◆ WORK TO COMPLETE: Write the data out again, exactly as given.

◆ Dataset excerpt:

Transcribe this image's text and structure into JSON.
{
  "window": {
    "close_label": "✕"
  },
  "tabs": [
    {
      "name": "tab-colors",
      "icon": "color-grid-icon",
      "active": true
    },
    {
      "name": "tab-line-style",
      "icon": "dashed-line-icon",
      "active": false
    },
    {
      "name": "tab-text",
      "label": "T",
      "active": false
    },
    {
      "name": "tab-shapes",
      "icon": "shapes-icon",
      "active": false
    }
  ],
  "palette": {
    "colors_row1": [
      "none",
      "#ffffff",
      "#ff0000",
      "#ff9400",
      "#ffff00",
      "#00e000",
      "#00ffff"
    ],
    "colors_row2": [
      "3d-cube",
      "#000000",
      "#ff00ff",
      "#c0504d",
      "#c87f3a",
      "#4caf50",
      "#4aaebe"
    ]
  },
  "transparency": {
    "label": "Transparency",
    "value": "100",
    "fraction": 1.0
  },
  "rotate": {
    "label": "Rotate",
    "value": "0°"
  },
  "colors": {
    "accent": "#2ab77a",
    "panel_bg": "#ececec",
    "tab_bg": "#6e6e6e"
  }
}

◆ RESPONSE TO THE TASK:
Transcribe this image's text and structure into JSON.
{
  "window": {
    "close_label": "✕"
  },
  "tabs": [
    {
      "name": "tab-colors",
      "icon": "color-grid-icon",
      "active": true
    },
    {
      "name": "tab-line-style",
      "icon": "dashed-line-icon",
      "active": false
    },
    {
      "name": "tab-text",
      "label": "T",
      "active": false
    },
    {
      "name": "tab-shapes",
      "icon": "shapes-icon",
      "active": false
    }
  ],
  "palette": {
    "colors_row1": [
      "none",
      "#ffffff",
      "#ff0000",
      "#ff9400",
      "#ffff00",
      "#00e000",
      "#00ffff"
    ],
    "colors_row2": [
      "3d-cube",
      "#000000",
      "#ff00ff",
      "#c0504d",
      "#c87f3a",
      "#4caf50",
      "#4aaebe"
    ]
  },
  "transparency": {
    "label": "Transparency",
    "value": "100",
    "fraction": 1.0
  },
  "rotate": {
    "label": "Rotate",
    "value": "0°"
  },
  "colors": {
    "accent": "#2ab77a",
    "panel_bg": "#ececec",
    "tab_bg": "#6e6e6e"
  }
}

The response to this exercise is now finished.